● **Prompt**
Copy every record word for word.

● **Data shown**
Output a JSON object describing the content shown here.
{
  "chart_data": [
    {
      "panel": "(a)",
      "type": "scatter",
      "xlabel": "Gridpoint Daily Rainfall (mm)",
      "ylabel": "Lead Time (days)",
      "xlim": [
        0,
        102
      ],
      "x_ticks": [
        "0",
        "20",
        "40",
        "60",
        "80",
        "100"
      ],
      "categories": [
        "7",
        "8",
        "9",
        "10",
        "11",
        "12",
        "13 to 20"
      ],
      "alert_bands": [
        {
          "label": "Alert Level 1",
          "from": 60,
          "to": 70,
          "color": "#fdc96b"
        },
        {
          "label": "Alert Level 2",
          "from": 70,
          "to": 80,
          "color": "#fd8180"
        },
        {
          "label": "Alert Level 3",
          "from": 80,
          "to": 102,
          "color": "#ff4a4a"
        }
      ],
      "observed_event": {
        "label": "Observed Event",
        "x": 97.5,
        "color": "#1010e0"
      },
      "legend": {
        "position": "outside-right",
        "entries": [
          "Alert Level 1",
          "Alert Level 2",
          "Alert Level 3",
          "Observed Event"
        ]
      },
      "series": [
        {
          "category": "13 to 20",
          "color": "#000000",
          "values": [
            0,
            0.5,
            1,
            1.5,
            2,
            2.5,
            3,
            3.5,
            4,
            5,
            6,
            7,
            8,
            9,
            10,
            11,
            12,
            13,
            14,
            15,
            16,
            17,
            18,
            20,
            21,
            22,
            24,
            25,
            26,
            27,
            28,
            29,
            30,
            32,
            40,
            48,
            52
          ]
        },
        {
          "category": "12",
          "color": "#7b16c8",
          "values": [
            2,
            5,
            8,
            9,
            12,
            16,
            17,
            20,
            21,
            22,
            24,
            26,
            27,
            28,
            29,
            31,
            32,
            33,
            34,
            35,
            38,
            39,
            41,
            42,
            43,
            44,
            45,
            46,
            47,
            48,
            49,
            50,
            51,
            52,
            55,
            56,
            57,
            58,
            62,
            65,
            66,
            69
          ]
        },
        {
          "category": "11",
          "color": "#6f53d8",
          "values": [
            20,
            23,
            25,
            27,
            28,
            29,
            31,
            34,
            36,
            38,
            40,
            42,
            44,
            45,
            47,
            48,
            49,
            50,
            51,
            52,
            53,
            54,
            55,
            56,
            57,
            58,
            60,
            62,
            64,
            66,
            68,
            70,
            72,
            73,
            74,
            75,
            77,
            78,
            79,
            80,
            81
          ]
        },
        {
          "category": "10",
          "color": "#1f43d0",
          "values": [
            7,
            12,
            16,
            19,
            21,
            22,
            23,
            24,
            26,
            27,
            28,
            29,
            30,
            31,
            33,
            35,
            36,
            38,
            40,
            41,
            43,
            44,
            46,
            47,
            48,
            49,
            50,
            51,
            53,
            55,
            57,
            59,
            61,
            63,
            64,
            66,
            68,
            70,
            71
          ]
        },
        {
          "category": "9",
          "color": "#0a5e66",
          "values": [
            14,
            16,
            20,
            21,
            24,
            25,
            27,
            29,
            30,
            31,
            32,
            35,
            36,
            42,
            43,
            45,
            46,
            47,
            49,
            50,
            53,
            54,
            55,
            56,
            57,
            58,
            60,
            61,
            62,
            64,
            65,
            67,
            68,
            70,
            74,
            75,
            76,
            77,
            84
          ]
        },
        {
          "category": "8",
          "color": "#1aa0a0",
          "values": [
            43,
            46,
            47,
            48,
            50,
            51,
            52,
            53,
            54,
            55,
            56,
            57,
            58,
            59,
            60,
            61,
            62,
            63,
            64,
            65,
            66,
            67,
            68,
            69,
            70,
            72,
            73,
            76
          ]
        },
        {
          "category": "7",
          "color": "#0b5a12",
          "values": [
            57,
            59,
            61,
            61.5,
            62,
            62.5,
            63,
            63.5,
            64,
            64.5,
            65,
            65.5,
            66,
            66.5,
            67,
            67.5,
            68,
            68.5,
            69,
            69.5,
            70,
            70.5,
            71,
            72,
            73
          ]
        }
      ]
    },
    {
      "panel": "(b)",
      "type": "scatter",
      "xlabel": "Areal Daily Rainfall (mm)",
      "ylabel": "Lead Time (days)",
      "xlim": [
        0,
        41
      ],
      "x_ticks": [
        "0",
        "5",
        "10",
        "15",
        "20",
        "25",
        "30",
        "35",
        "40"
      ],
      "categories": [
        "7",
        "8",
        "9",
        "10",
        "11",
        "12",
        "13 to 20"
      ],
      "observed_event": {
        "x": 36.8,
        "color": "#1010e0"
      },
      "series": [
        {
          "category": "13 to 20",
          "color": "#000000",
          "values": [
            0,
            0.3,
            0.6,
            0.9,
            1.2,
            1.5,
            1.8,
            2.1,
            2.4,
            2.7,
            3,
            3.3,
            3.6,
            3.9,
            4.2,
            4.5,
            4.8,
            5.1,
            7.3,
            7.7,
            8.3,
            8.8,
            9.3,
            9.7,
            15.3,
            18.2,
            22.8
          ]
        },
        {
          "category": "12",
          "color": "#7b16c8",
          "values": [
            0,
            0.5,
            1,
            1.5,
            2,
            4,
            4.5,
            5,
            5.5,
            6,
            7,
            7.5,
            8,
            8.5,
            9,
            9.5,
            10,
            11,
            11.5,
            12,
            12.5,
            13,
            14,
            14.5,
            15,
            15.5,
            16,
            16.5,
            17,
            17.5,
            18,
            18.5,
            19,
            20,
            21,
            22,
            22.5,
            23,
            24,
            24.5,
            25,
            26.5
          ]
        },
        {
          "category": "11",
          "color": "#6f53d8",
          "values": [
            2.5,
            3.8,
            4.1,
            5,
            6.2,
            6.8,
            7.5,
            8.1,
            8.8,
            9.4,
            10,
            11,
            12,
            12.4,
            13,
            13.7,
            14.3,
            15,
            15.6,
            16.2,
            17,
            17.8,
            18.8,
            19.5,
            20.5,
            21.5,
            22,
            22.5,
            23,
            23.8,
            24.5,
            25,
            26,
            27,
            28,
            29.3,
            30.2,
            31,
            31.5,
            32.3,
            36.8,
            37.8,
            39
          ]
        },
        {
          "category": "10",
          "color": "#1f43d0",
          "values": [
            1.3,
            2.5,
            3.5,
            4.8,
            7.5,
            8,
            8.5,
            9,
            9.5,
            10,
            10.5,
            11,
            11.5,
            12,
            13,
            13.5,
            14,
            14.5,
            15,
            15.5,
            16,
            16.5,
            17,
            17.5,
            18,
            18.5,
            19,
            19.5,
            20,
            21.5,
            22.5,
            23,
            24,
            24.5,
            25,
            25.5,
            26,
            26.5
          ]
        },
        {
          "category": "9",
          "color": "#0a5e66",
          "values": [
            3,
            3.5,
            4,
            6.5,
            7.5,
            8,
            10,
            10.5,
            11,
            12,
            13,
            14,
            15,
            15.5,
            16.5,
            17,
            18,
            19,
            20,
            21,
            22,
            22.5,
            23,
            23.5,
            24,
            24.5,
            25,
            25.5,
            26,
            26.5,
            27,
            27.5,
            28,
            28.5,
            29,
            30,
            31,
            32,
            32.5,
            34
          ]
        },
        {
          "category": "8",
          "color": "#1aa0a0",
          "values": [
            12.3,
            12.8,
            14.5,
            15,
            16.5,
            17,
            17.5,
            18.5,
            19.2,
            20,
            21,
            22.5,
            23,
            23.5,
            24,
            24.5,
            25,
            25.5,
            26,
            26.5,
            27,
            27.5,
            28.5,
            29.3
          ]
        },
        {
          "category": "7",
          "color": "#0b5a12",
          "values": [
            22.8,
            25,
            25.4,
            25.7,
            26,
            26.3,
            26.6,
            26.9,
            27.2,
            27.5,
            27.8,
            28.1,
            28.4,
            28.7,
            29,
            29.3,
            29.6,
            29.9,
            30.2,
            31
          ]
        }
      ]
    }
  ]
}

● **Completed task**
Output a JSON object describing the content shown here.
{
  "chart_data": [
    {
      "panel": "(a)",
      "type": "scatter",
      "xlabel": "Gridpoint Daily Rainfall (mm)",
      "ylabel": "Lead Time (days)",
      "xlim": [
        0,
        102
      ],
      "x_ticks": [
        "0",
        "20",
        "40",
        "60",
        "80",
        "100"
      ],
      "categories": [
        "7",
        "8",
        "9",
        "10",
        "11",
        "12",
        "13 to 20"
      ],
      "alert_bands": [
        {
          "label": "Alert Level 1",
          "from": 60,
          "to": 70,
          "color": "#fdc96b"
        },
        {
          "label": "Alert Level 2",
          "from": 70,
          "to": 80,
          "color": "#fd8180"
        },
        {
          "label": "Alert Level 3",
          "from": 80,
          "to": 102,
          "color": "#ff4a4a"
        }
      ],
      "observed_event": {
        "label": "Observed Event",
        "x": 97.5,
        "color": "#1010e0"
      },
      "legend": {
        "position": "outside-right",
        "entries": [
          "Alert Level 1",
          "Alert Level 2",
          "Alert Level 3",
          "Observed Event"
        ]
      },
      "series": [
        {
          "category": "13 to 20",
          "color": "#000000",
          "values": [
            0,
            0.5,
            1,
            1.5,
            2,
            2.5,
            3,
            3.5,
            4,
            5,
            6,
            7,
            8,
            9,
            10,
            11,
            12,
            13,
            14,
            15,
            16,
            17,
            18,
            20,
            21,
            22,
            24,
            25,
            26,
            27,
            28,
            29,
            30,
            32,
            40,
            48,
            52
          ]
        },
        {
          "category": "12",
          "color": "#7b16c8",
          "values": [
            2,
            5,
            8,
            9,
            12,
            16,
            17,
            20,
            21,
            22,
            24,
            26,
            27,
            28,
            29,
            31,
            32,
            33,
            34,
            35,
            38,
            39,
            41,
            42,
            43,
            44,
            45,
            46,
            47,
            48,
            49,
            50,
            51,
            52,
            55,
            56,
            57,
            58,
            62,
            65,
            66,
            69
          ]
        },
        {
          "category": "11",
          "color": "#6f53d8",
          "values": [
            20,
            23,
            25,
            27,
            28,
            29,
            31,
            34,
            36,
            38,
            40,
            42,
            44,
            45,
            47,
            48,
            49,
            50,
            51,
            52,
            53,
            54,
            55,
            56,
            57,
            58,
            60,
            62,
            64,
            66,
            68,
            70,
            72,
            73,
            74,
            75,
            77,
            78,
            79,
            80,
            81
          ]
        },
        {
          "category": "10",
          "color": "#1f43d0",
          "values": [
            7,
            12,
            16,
            19,
            21,
            22,
            23,
            24,
            26,
            27,
            28,
            29,
            30,
            31,
            33,
            35,
            36,
            38,
            40,
            41,
            43,
            44,
            46,
            47,
            48,
            49,
            50,
            51,
            53,
            55,
            57,
            59,
            61,
            63,
            64,
            66,
            68,
            70,
            71
          ]
        },
        {
          "category": "9",
          "color": "#0a5e66",
          "values": [
            14,
            16,
            20,
            21,
            24,
            25,
            27,
            29,
            30,
            31,
            32,
            35,
            36,
            42,
            43,
            45,
            46,
            47,
            49,
            50,
            53,
            54,
            55,
            56,
            57,
            58,
            60,
            61,
            62,
            64,
            65,
            67,
            68,
            70,
            74,
            75,
            76,
            77,
            84
          ]
        },
        {
          "category": "8",
          "color": "#1aa0a0",
          "values": [
            43,
            46,
            47,
            48,
            50,
            51,
            52,
            53,
            54,
            55,
            56,
            57,
            58,
            59,
            60,
            61,
            62,
            63,
            64,
            65,
            66,
            67,
            68,
            69,
            70,
            72,
            73,
            76
          ]
        },
        {
          "category": "7",
          "color": "#0b5a12",
          "values": [
            57,
            59,
            61,
            61.5,
            62,
            62.5,
            63,
            63.5,
            64,
            64.5,
            65,
            65.5,
            66,
            66.5,
            67,
            67.5,
            68,
            68.5,
            69,
            69.5,
            70,
            70.5,
            71,
            72,
            73
          ]
        }
      ]
    },
    {
      "panel": "(b)",
      "type": "scatter",
      "xlabel": "Areal Daily Rainfall (mm)",
      "ylabel": "Lead Time (days)",
      "xlim": [
        0,
        41
      ],
      "x_ticks": [
        "0",
        "5",
        "10",
        "15",
        "20",
        "25",
        "30",
        "35",
        "40"
      ],
      "categories": [
        "7",
        "8",
        "9",
        "10",
        "11",
        "12",
        "13 to 20"
      ],
      "observed_event": {
        "x": 36.8,
        "color": "#1010e0"
      },
      "series": [
        {
          "category": "13 to 20",
          "color": "#000000",
          "values": [
            0,
            0.3,
            0.6,
            0.9,
            1.2,
            1.5,
            1.8,
            2.1,
            2.4,
            2.7,
            3,
            3.3,
            3.6,
            3.9,
            4.2,
            4.5,
            4.8,
            5.1,
            7.3,
            7.7,
            8.3,
            8.8,
            9.3,
            9.7,
            15.3,
            18.2,
            22.8
          ]
        },
        {
          "category": "12",
          "color": "#7b16c8",
          "values": [
            0,
            0.5,
            1,
            1.5,
            2,
            4,
            4.5,
            5,
            5.5,
            6,
            7,
            7.5,
            8,
            8.5,
            9,
            9.5,
            10,
            11,
            11.5,
            12,
            12.5,
            13,
            14,
            14.5,
            15,
            15.5,
            16,
            16.5,
            17,
            17.5,
            18,
            18.5,
            19,
            20,
            21,
            22,
            22.5,
            23,
            24,
            24.5,
            25,
            26.5
          ]
        },
        {
          "category": "11",
          "color": "#6f53d8",
          "values": [
            2.5,
            3.8,
            4.1,
            5,
            6.2,
            6.8,
            7.5,
            8.1,
            8.8,
            9.4,
            10,
            11,
            12,
            12.4,
            13,
            13.7,
            14.3,
            15,
            15.6,
            16.2,
            17,
            17.8,
            18.8,
            19.5,
            20.5,
            21.5,
            22,
            22.5,
            23,
            23.8,
            24.5,
            25,
            26,
            27,
            28,
            29.3,
            30.2,
            31,
            31.5,
            32.3,
            36.8,
            37.8,
            39
          ]
        },
        {
          "category": "10",
          "color": "#1f43d0",
          "values": [
            1.3,
            2.5,
            3.5,
            4.8,
            7.5,
            8,
            8.5,
            9,
            9.5,
            10,
            10.5,
            11,
            11.5,
            12,
            13,
            13.5,
            14,
            14.5,
            15,
            15.5,
            16,
            16.5,
            17,
            17.5,
            18,
            18.5,
            19,
            19.5,
            20,
            21.5,
            22.5,
            23,
            24,
            24.5,
            25,
            25.5,
            26,
            26.5
          ]
        },
        {
          "category": "9",
          "color": "#0a5e66",
          "values": [
            3,
            3.5,
            4,
            6.5,
            7.5,
            8,
            10,
            10.5,
            11,
            12,
            13,
            14,
            15,
            15.5,
            16.5,
            17,
            18,
            19,
            20,
            21,
            22,
            22.5,
            23,
            23.5,
            24,
            24.5,
            25,
            25.5,
            26,
            26.5,
            27,
            27.5,
            28,
            28.5,
            29,
            30,
            31,
            32,
            32.5,
            34
          ]
        },
        {
          "category": "8",
          "color": "#1aa0a0",
          "values": [
            12.3,
            12.8,
            14.5,
            15,
            16.5,
            17,
            17.5,
            18.5,
            19.2,
            20,
            21,
            22.5,
            23,
            23.5,
            24,
            24.5,
            25,
            25.5,
            26,
            26.5,
            27,
            27.5,
            28.5,
            29.3
          ]
        },
        {
          "category": "7",
          "color": "#0b5a12",
          "values": [
            22.8,
            25,
            25.4,
            25.7,
            26,
            26.3,
            26.6,
            26.9,
            27.2,
            27.5,
            27.8,
            28.1,
            28.4,
            28.7,
            29,
            29.3,
            29.6,
            29.9,
            30.2,
            31
          ]
        }
      ]
    }
  ]
}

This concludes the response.